Task objective:
Pull out every line containing the string "screenshot".

Extracted data entries:
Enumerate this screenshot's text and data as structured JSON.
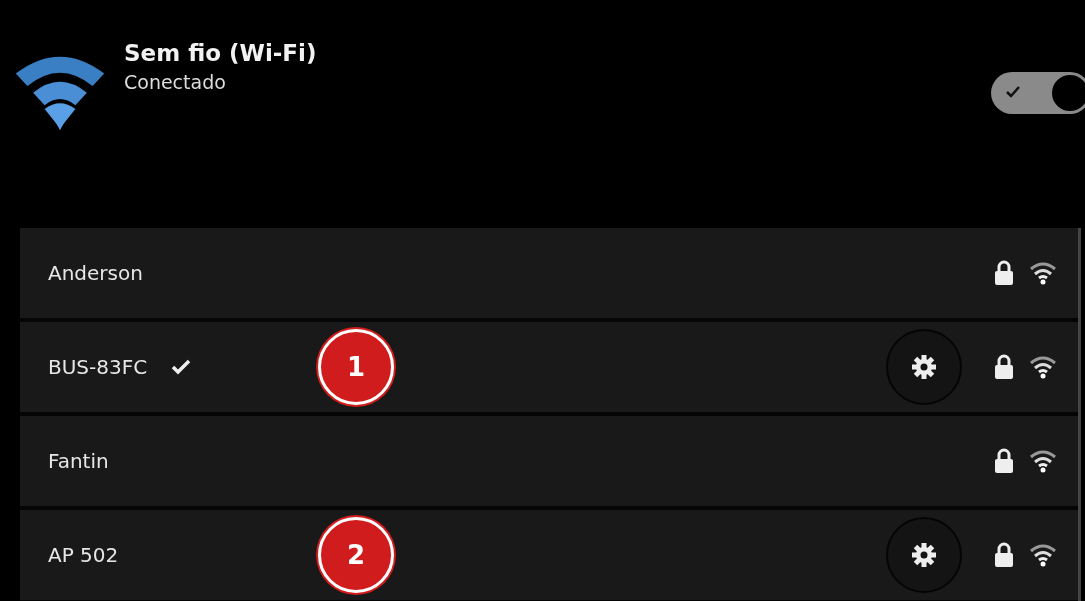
{
  "header": {
    "title": "Sem fio (Wi-Fi)",
    "status": "Conectado",
    "toggle": {
      "on": true
    }
  },
  "networks": [
    {
      "name": "Anderson",
      "connected": false,
      "settings": false,
      "secured": true
    },
    {
      "name": "BUS-83FC",
      "connected": true,
      "callout": "1",
      "settings": true,
      "secured": true
    },
    {
      "name": "Fantin",
      "connected": false,
      "settings": false,
      "secured": true
    },
    {
      "name": "AP 502",
      "connected": false,
      "callout": "2",
      "settings": true,
      "secured": true
    }
  ]
}
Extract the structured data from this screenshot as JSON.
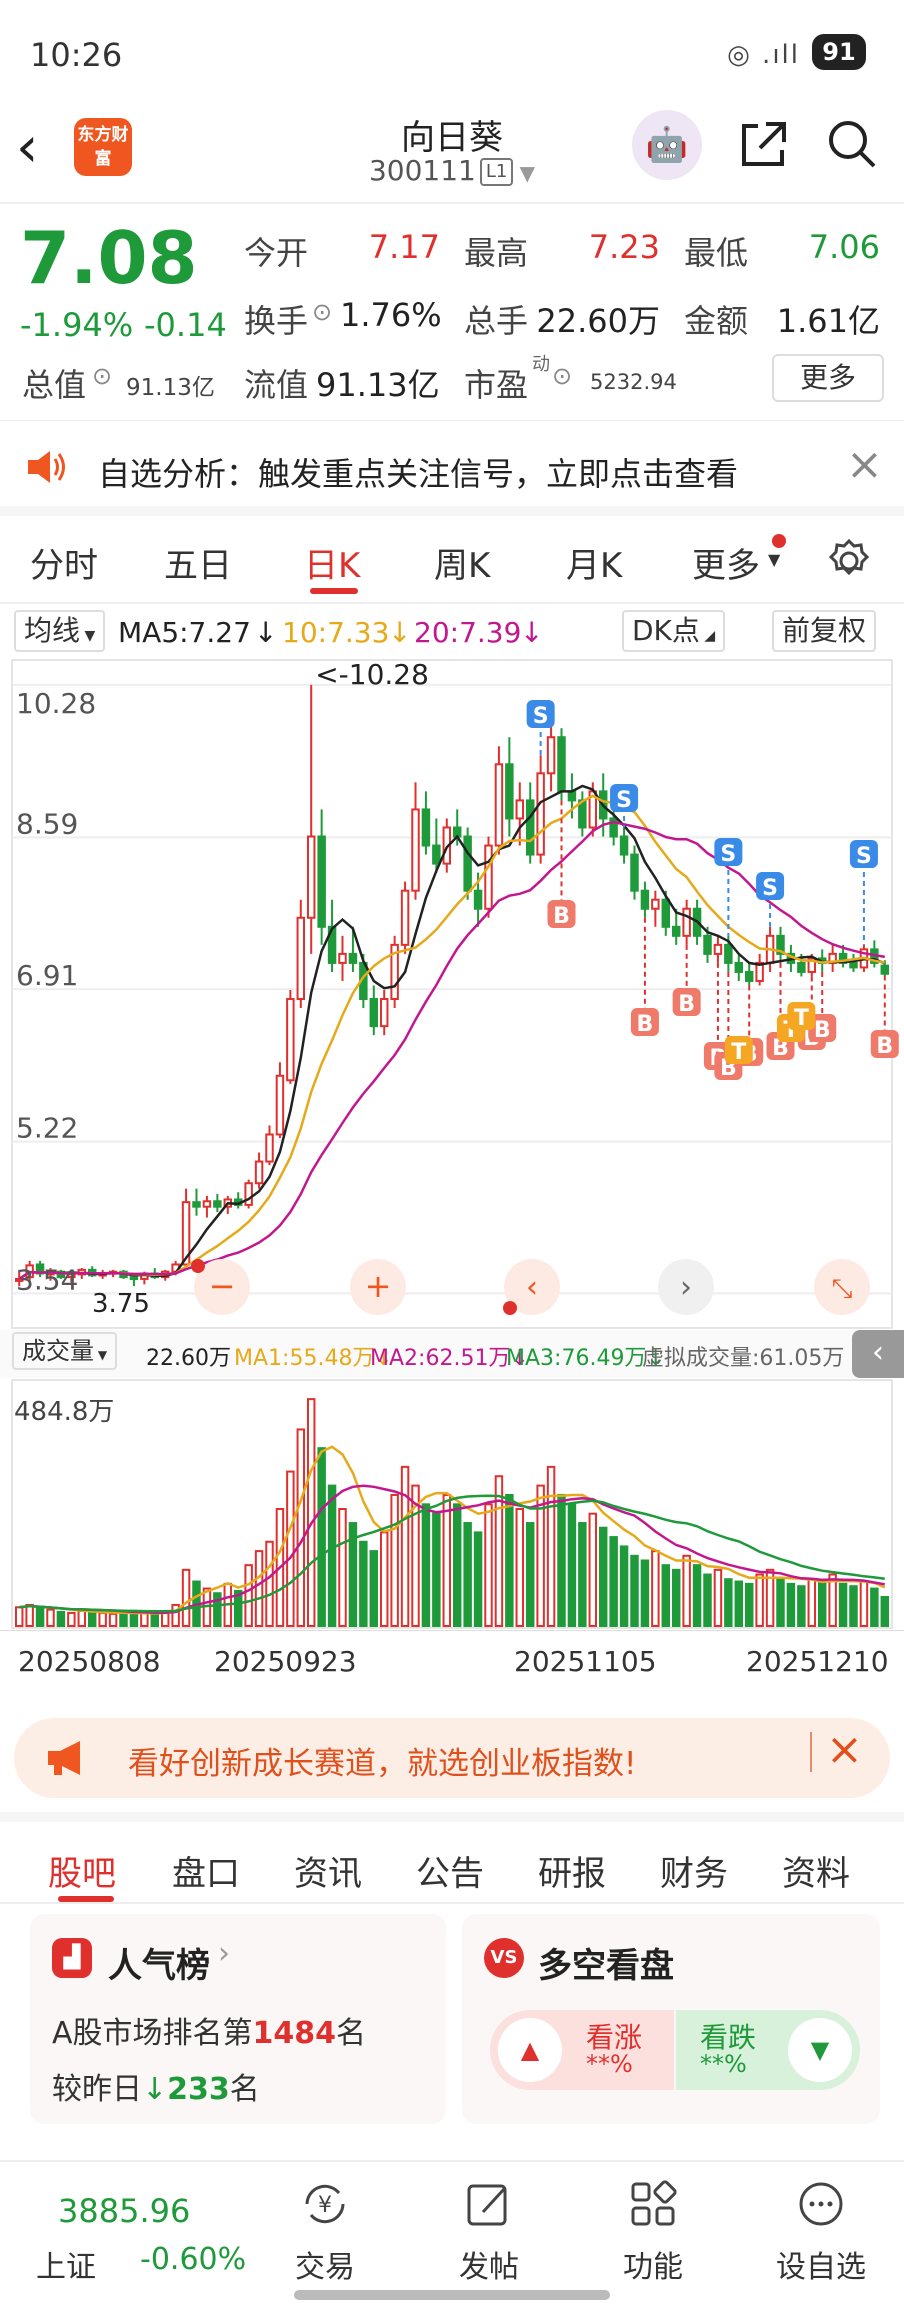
{
  "status": {
    "time": "10:26",
    "battery": "91"
  },
  "nav": {
    "title": "向日葵",
    "code": "300111",
    "level": "L1",
    "logo": "东方财富"
  },
  "quote": {
    "price": "7.08",
    "change_pct": "-1.94%",
    "change": "-0.14",
    "open_label": "今开",
    "open": "7.17",
    "high_label": "最高",
    "high": "7.23",
    "low_label": "最低",
    "low": "7.06",
    "turnover_label": "换手",
    "turnover": "1.76%",
    "volume_label": "总手",
    "volume": "22.60万",
    "amount_label": "金额",
    "amount": "1.61亿",
    "mcap_label": "总值",
    "mcap": "91.13亿",
    "float_label": "流值",
    "float": "91.13亿",
    "pe_label": "市盈",
    "pe_sup": "动",
    "pe": "5232.94",
    "more": "更多"
  },
  "notice": {
    "text": "自选分析：触发重点关注信号，立即点击查看"
  },
  "chart_tabs": [
    "分时",
    "五日",
    "日K",
    "周K",
    "月K",
    "更多"
  ],
  "ma_bar": {
    "select": "均线",
    "ma5": "MA5:7.27",
    "ma10": "10:7.33",
    "ma20": "20:7.39",
    "dk": "DK点",
    "adj": "前复权"
  },
  "colors": {
    "up": "#e0302d",
    "down": "#1f9a3a",
    "ma5": "#222222",
    "ma10": "#e6a91a",
    "ma20": "#c2188f",
    "accent": "#e0302d"
  },
  "chart_data": [
    {
      "type": "candlestick",
      "y_ticks": [
        "10.28",
        "8.59",
        "6.91",
        "5.22",
        "3.54"
      ],
      "annotations": [
        "<-10.28",
        "3.75"
      ],
      "signal_labels": [
        "S",
        "B",
        "T"
      ],
      "ohlc": [
        [
          3.7,
          3.8,
          3.62,
          3.7
        ],
        [
          3.72,
          3.9,
          3.66,
          3.85
        ],
        [
          3.86,
          3.9,
          3.72,
          3.76
        ],
        [
          3.75,
          3.82,
          3.68,
          3.78
        ],
        [
          3.78,
          3.8,
          3.7,
          3.72
        ],
        [
          3.72,
          3.78,
          3.66,
          3.75
        ],
        [
          3.75,
          3.82,
          3.7,
          3.8
        ],
        [
          3.8,
          3.84,
          3.72,
          3.74
        ],
        [
          3.74,
          3.8,
          3.7,
          3.76
        ],
        [
          3.76,
          3.8,
          3.72,
          3.78
        ],
        [
          3.78,
          3.8,
          3.7,
          3.72
        ],
        [
          3.72,
          3.76,
          3.62,
          3.7
        ],
        [
          3.7,
          3.78,
          3.64,
          3.76
        ],
        [
          3.76,
          3.82,
          3.7,
          3.72
        ],
        [
          3.72,
          3.8,
          3.68,
          3.78
        ],
        [
          3.78,
          3.9,
          3.74,
          3.86
        ],
        [
          3.86,
          4.7,
          3.84,
          4.55
        ],
        [
          4.55,
          4.7,
          4.4,
          4.5
        ],
        [
          4.5,
          4.62,
          4.38,
          4.56
        ],
        [
          4.56,
          4.64,
          4.44,
          4.5
        ],
        [
          4.5,
          4.62,
          4.42,
          4.58
        ],
        [
          4.58,
          4.66,
          4.48,
          4.52
        ],
        [
          4.52,
          4.8,
          4.48,
          4.76
        ],
        [
          4.76,
          5.1,
          4.7,
          5.0
        ],
        [
          5.0,
          5.4,
          4.96,
          5.3
        ],
        [
          5.3,
          6.1,
          5.26,
          5.95
        ],
        [
          5.9,
          6.9,
          5.86,
          6.8
        ],
        [
          6.8,
          7.9,
          6.7,
          7.7
        ],
        [
          7.7,
          10.28,
          7.3,
          8.6
        ],
        [
          8.6,
          8.9,
          7.4,
          7.6
        ],
        [
          7.6,
          7.9,
          7.1,
          7.2
        ],
        [
          7.2,
          7.5,
          7.0,
          7.3
        ],
        [
          7.3,
          7.6,
          7.1,
          7.2
        ],
        [
          7.2,
          7.3,
          6.7,
          6.8
        ],
        [
          6.8,
          6.95,
          6.4,
          6.5
        ],
        [
          6.5,
          6.9,
          6.4,
          6.8
        ],
        [
          6.8,
          7.5,
          6.7,
          7.4
        ],
        [
          7.4,
          8.1,
          7.3,
          8.0
        ],
        [
          8.0,
          9.2,
          7.9,
          8.9
        ],
        [
          8.9,
          9.1,
          8.4,
          8.5
        ],
        [
          8.5,
          8.8,
          8.2,
          8.3
        ],
        [
          8.3,
          8.8,
          8.2,
          8.7
        ],
        [
          8.7,
          8.9,
          8.5,
          8.6
        ],
        [
          8.6,
          8.7,
          7.9,
          8.0
        ],
        [
          8.0,
          8.2,
          7.6,
          7.8
        ],
        [
          7.8,
          8.6,
          7.7,
          8.5
        ],
        [
          8.5,
          9.6,
          8.4,
          9.4
        ],
        [
          9.4,
          9.7,
          8.6,
          8.8
        ],
        [
          8.8,
          9.2,
          8.5,
          9.0
        ],
        [
          9.0,
          9.2,
          8.3,
          8.4
        ],
        [
          8.4,
          9.5,
          8.3,
          9.3
        ],
        [
          9.3,
          9.9,
          9.1,
          9.7
        ],
        [
          9.7,
          9.8,
          9.0,
          9.1
        ],
        [
          9.1,
          9.3,
          8.8,
          9.0
        ],
        [
          9.0,
          9.1,
          8.6,
          8.7
        ],
        [
          8.7,
          9.2,
          8.6,
          9.1
        ],
        [
          9.1,
          9.3,
          8.6,
          8.8
        ],
        [
          8.8,
          9.0,
          8.5,
          8.6
        ],
        [
          8.6,
          8.7,
          8.3,
          8.4
        ],
        [
          8.4,
          8.5,
          7.9,
          8.0
        ],
        [
          8.0,
          8.1,
          7.7,
          7.8
        ],
        [
          7.8,
          8.0,
          7.6,
          7.9
        ],
        [
          7.9,
          8.0,
          7.5,
          7.6
        ],
        [
          7.6,
          7.8,
          7.4,
          7.5
        ],
        [
          7.5,
          7.9,
          7.4,
          7.8
        ],
        [
          7.8,
          7.9,
          7.4,
          7.5
        ],
        [
          7.5,
          7.6,
          7.2,
          7.3
        ],
        [
          7.3,
          7.5,
          7.2,
          7.4
        ],
        [
          7.4,
          7.5,
          7.1,
          7.2
        ],
        [
          7.2,
          7.3,
          7.0,
          7.1
        ],
        [
          7.1,
          7.2,
          6.95,
          7.0
        ],
        [
          7.0,
          7.3,
          6.95,
          7.2
        ],
        [
          7.2,
          7.6,
          7.1,
          7.5
        ],
        [
          7.5,
          7.6,
          7.2,
          7.3
        ],
        [
          7.3,
          7.4,
          7.1,
          7.2
        ],
        [
          7.2,
          7.3,
          7.05,
          7.1
        ],
        [
          7.1,
          7.3,
          7.05,
          7.25
        ],
        [
          7.25,
          7.35,
          7.1,
          7.2
        ],
        [
          7.2,
          7.4,
          7.1,
          7.3
        ],
        [
          7.3,
          7.4,
          7.15,
          7.2
        ],
        [
          7.2,
          7.3,
          7.1,
          7.15
        ],
        [
          7.15,
          7.4,
          7.1,
          7.35
        ],
        [
          7.35,
          7.45,
          7.15,
          7.2
        ],
        [
          7.17,
          7.23,
          7.06,
          7.08
        ]
      ]
    },
    {
      "type": "bar",
      "title": "成交量",
      "max_label": "484.8万",
      "values": [
        40,
        45,
        38,
        35,
        30,
        28,
        32,
        30,
        28,
        26,
        25,
        30,
        28,
        26,
        30,
        45,
        120,
        95,
        80,
        70,
        90,
        75,
        130,
        160,
        180,
        250,
        330,
        420,
        484.8,
        380,
        300,
        250,
        220,
        180,
        160,
        200,
        280,
        340,
        300,
        260,
        240,
        280,
        260,
        220,
        200,
        260,
        320,
        280,
        250,
        220,
        300,
        340,
        280,
        260,
        220,
        240,
        210,
        190,
        170,
        150,
        140,
        160,
        130,
        120,
        150,
        130,
        110,
        120,
        100,
        95,
        90,
        110,
        120,
        100,
        90,
        85,
        100,
        95,
        110,
        90,
        85,
        95,
        80,
        62
      ],
      "lines": {
        "MA1": "55.48万",
        "MA2": "62.51万",
        "MA3": "76.49万"
      },
      "current": "22.60万",
      "virtual": "虚拟成交量:61.05万",
      "x_labels": [
        "20250808",
        "20250923",
        "20251105",
        "20251210"
      ]
    }
  ],
  "banner": {
    "text": "看好创新成长赛道，就选创业板指数!"
  },
  "sub_tabs": [
    "股吧",
    "盘口",
    "资讯",
    "公告",
    "研报",
    "财务",
    "资料"
  ],
  "cards": {
    "rank_title": "人气榜",
    "rank_line1_pre": "A股市场排名第",
    "rank_num": "1484",
    "rank_line1_post": "名",
    "rank_line2_pre": "较昨日",
    "rank_delta": "233",
    "rank_line2_post": "名",
    "ls_title": "多空看盘",
    "up_label": "看涨",
    "up_val": "**%",
    "down_label": "看跌",
    "down_val": "**%"
  },
  "bottom": {
    "index_value": "3885.96",
    "index_name": "上证",
    "index_chg": "-0.60%",
    "items": [
      "交易",
      "发帖",
      "功能",
      "设自选"
    ]
  }
}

Worked solution:
Enumerate this screenshot's text and data as structured JSON.
Extract the structured data from this screenshot as JSON.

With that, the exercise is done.